Could you return all of the records below verbatim, keeping every line unchanged and in its original order?
------------------------------
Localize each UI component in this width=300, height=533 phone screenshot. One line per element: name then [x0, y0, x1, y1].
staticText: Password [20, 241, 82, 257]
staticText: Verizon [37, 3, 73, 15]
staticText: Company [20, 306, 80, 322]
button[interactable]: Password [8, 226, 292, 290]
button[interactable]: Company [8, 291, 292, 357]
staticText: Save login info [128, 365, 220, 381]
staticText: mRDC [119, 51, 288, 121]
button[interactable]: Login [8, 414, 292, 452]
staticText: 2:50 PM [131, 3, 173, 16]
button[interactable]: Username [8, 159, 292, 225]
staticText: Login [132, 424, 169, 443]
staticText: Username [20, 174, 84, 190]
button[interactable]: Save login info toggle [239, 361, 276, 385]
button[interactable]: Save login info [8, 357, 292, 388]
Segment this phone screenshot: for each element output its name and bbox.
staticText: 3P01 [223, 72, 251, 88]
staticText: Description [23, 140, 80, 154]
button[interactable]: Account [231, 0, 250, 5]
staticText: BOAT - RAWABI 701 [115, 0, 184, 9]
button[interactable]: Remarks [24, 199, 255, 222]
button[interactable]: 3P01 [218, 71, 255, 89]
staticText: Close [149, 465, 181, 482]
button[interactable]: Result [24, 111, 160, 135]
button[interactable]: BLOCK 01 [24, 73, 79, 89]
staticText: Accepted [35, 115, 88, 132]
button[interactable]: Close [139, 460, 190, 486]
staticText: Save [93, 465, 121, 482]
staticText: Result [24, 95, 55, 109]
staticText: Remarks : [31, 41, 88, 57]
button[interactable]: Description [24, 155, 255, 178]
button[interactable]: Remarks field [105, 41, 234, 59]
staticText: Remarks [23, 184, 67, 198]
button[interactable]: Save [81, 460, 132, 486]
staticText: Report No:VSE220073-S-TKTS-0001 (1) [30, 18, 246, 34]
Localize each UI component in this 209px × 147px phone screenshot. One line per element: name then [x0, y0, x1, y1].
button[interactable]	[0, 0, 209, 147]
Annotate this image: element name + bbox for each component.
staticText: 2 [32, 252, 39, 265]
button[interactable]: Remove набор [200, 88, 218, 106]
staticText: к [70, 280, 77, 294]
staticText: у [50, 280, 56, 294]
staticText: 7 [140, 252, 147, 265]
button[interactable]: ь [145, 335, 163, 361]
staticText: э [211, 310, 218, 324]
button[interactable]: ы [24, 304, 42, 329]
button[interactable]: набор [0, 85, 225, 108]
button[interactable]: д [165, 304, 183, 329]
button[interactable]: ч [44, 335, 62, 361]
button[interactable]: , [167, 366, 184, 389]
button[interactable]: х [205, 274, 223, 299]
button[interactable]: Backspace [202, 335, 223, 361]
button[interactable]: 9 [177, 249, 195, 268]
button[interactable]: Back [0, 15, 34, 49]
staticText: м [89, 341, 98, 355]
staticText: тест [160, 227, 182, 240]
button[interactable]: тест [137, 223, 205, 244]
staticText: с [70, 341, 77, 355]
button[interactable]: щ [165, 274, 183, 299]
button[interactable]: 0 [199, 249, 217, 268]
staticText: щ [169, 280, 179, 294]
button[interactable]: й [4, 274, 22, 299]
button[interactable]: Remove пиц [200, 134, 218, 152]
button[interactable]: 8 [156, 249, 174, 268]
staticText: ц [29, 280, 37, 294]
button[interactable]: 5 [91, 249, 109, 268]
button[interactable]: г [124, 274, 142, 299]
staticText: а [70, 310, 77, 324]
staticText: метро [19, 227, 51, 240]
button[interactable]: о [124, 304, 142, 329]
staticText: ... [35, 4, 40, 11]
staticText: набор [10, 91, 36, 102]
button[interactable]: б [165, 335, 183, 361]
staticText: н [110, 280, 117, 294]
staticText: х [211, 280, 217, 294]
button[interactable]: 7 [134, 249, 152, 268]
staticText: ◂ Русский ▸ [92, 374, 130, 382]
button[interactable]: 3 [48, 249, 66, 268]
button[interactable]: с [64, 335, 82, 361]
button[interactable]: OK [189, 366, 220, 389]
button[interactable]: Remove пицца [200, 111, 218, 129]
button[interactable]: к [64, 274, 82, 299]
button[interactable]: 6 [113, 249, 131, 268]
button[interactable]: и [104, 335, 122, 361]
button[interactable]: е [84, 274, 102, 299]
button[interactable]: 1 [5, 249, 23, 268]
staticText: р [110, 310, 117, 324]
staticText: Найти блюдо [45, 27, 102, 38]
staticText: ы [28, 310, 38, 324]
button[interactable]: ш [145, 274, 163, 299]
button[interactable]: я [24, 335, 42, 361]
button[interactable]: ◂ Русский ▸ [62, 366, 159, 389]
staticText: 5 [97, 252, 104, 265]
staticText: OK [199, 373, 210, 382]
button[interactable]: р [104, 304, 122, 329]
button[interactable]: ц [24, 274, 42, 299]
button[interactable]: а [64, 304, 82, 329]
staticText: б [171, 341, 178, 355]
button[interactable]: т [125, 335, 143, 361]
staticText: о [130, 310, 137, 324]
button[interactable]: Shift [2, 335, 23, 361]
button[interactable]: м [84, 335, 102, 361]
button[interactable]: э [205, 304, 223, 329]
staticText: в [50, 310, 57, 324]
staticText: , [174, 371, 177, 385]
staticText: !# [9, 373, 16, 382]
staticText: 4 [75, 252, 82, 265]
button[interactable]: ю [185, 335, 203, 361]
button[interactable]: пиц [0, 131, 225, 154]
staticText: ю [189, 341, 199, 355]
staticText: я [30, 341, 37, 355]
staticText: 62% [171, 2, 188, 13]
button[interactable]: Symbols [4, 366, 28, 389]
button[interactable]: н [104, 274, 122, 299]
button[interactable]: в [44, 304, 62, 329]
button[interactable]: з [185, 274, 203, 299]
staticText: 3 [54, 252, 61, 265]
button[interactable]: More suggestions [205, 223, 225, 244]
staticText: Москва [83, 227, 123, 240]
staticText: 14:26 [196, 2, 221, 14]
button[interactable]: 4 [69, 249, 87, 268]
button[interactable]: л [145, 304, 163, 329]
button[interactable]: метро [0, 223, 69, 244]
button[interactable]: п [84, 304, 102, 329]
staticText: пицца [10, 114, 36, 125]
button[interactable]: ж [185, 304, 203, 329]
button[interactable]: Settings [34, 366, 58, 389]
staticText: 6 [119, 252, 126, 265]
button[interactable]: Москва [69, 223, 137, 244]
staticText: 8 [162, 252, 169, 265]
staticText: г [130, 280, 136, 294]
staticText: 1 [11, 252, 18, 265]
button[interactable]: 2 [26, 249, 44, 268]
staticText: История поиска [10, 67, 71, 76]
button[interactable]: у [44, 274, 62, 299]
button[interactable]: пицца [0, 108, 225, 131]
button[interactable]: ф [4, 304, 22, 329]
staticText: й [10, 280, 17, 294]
------------------------------
[Answer to the problem]
Localize each UI component in this width=300, height=533 phone screenshot. One line per element: name then [x0, y0, x1, y1].
staticText: Password [20, 241, 82, 257]
staticText: Verizon [37, 3, 73, 15]
staticText: Company [20, 306, 80, 322]
button[interactable]: Password [8, 226, 292, 290]
button[interactable]: Company [8, 291, 292, 357]
staticText: Save login info [128, 365, 220, 381]
staticText: mRDC [119, 51, 288, 121]
button[interactable]: Login [8, 414, 292, 452]
staticText: 2:50 PM [131, 3, 173, 16]
button[interactable]: Username [8, 159, 292, 225]
staticText: Login [132, 424, 169, 443]
staticText: Username [20, 174, 84, 190]
button[interactable]: Save login info toggle [239, 361, 276, 385]
button[interactable]: Save login info [8, 357, 292, 388]
Segment this phone screenshot: for each element output its name and bbox.
staticText: 3P01 [223, 72, 251, 88]
staticText: Description [23, 140, 80, 154]
button[interactable]: Account [231, 0, 250, 5]
staticText: BOAT - RAWABI 701 [115, 0, 184, 9]
button[interactable]: Remarks [24, 199, 255, 222]
button[interactable]: 3P01 [218, 71, 255, 89]
staticText: Close [149, 465, 181, 482]
button[interactable]: Result [24, 111, 160, 135]
button[interactable]: BLOCK 01 [24, 73, 79, 89]
staticText: Accepted [35, 115, 88, 132]
button[interactable]: Close [139, 460, 190, 486]
staticText: Save [93, 465, 121, 482]
staticText: Result [24, 95, 55, 109]
staticText: Remarks : [31, 41, 88, 57]
button[interactable]: Description [24, 155, 255, 178]
button[interactable]: Remarks field [105, 41, 234, 59]
staticText: Remarks [23, 184, 67, 198]
button[interactable]: Save [81, 460, 132, 486]
staticText: Report No:VSE220073-S-TKTS-0001 (1) [30, 18, 246, 34]
Localize each UI component in this 209px × 147px phone screenshot. One line per element: name then [x0, y0, x1, y1].
button[interactable]	[0, 0, 209, 147]
Annotate this image: element name + bbox for each component.
staticText: 2 [32, 252, 39, 265]
button[interactable]: Remove набор [200, 88, 218, 106]
staticText: к [70, 280, 77, 294]
staticText: у [50, 280, 56, 294]
staticText: 7 [140, 252, 147, 265]
button[interactable]: ь [145, 335, 163, 361]
staticText: э [211, 310, 218, 324]
button[interactable]: ы [24, 304, 42, 329]
button[interactable]: набор [0, 85, 225, 108]
button[interactable]: д [165, 304, 183, 329]
button[interactable]: ч [44, 335, 62, 361]
button[interactable]: , [167, 366, 184, 389]
button[interactable]: х [205, 274, 223, 299]
button[interactable]: Backspace [202, 335, 223, 361]
button[interactable]: 9 [177, 249, 195, 268]
button[interactable]: Back [0, 15, 34, 49]
staticText: м [89, 341, 98, 355]
staticText: тест [160, 227, 182, 240]
button[interactable]: тест [137, 223, 205, 244]
staticText: с [70, 341, 77, 355]
button[interactable]: щ [165, 274, 183, 299]
button[interactable]: 0 [199, 249, 217, 268]
staticText: щ [169, 280, 179, 294]
button[interactable]: й [4, 274, 22, 299]
button[interactable]: Remove пиц [200, 134, 218, 152]
button[interactable]: 8 [156, 249, 174, 268]
staticText: ц [29, 280, 37, 294]
button[interactable]: 5 [91, 249, 109, 268]
button[interactable]: г [124, 274, 142, 299]
staticText: а [70, 310, 77, 324]
staticText: метро [19, 227, 51, 240]
button[interactable]: о [124, 304, 142, 329]
staticText: ... [35, 4, 40, 11]
staticText: набор [10, 91, 36, 102]
button[interactable]: б [165, 335, 183, 361]
staticText: н [110, 280, 117, 294]
staticText: х [211, 280, 217, 294]
button[interactable]: 7 [134, 249, 152, 268]
staticText: ◂ Русский ▸ [92, 374, 130, 382]
button[interactable]: 3 [48, 249, 66, 268]
button[interactable]: с [64, 335, 82, 361]
button[interactable]: OK [189, 366, 220, 389]
button[interactable]: Remove пицца [200, 111, 218, 129]
button[interactable]: к [64, 274, 82, 299]
button[interactable]: 6 [113, 249, 131, 268]
button[interactable]: и [104, 335, 122, 361]
button[interactable]: е [84, 274, 102, 299]
button[interactable]: 1 [5, 249, 23, 268]
staticText: р [110, 310, 117, 324]
staticText: Найти блюдо [45, 27, 102, 38]
staticText: ы [28, 310, 38, 324]
button[interactable]: ш [145, 274, 163, 299]
button[interactable]: я [24, 335, 42, 361]
button[interactable]: ◂ Русский ▸ [62, 366, 159, 389]
staticText: 5 [97, 252, 104, 265]
staticText: OK [199, 373, 210, 382]
button[interactable]: р [104, 304, 122, 329]
button[interactable]: ц [24, 274, 42, 299]
button[interactable]: а [64, 304, 82, 329]
staticText: б [171, 341, 178, 355]
button[interactable]: т [125, 335, 143, 361]
staticText: о [130, 310, 137, 324]
button[interactable]: Shift [2, 335, 23, 361]
button[interactable]: м [84, 335, 102, 361]
button[interactable]: э [205, 304, 223, 329]
staticText: в [50, 310, 57, 324]
staticText: , [174, 371, 177, 385]
staticText: !# [9, 373, 16, 382]
staticText: 4 [75, 252, 82, 265]
button[interactable]: ю [185, 335, 203, 361]
button[interactable]: пиц [0, 131, 225, 154]
staticText: ю [189, 341, 199, 355]
staticText: я [30, 341, 37, 355]
staticText: 62% [171, 2, 188, 13]
button[interactable]: Symbols [4, 366, 28, 389]
button[interactable]: н [104, 274, 122, 299]
button[interactable]: в [44, 304, 62, 329]
button[interactable]: з [185, 274, 203, 299]
staticText: 3 [54, 252, 61, 265]
button[interactable]: More suggestions [205, 223, 225, 244]
staticText: Москва [83, 227, 123, 240]
staticText: 14:26 [196, 2, 221, 14]
button[interactable]: 4 [69, 249, 87, 268]
button[interactable]: л [145, 304, 163, 329]
button[interactable]: метро [0, 223, 69, 244]
button[interactable]: п [84, 304, 102, 329]
staticText: пицца [10, 114, 36, 125]
button[interactable]: ж [185, 304, 203, 329]
button[interactable]: Settings [34, 366, 58, 389]
staticText: 6 [119, 252, 126, 265]
button[interactable]: Москва [69, 223, 137, 244]
staticText: 8 [162, 252, 169, 265]
staticText: г [130, 280, 136, 294]
staticText: 1 [11, 252, 18, 265]
button[interactable]: 2 [26, 249, 44, 268]
staticText: История поиска [10, 67, 71, 76]
button[interactable]: у [44, 274, 62, 299]
button[interactable]: пицца [0, 108, 225, 131]
button[interactable]: ф [4, 304, 22, 329]
staticText: й [10, 280, 17, 294]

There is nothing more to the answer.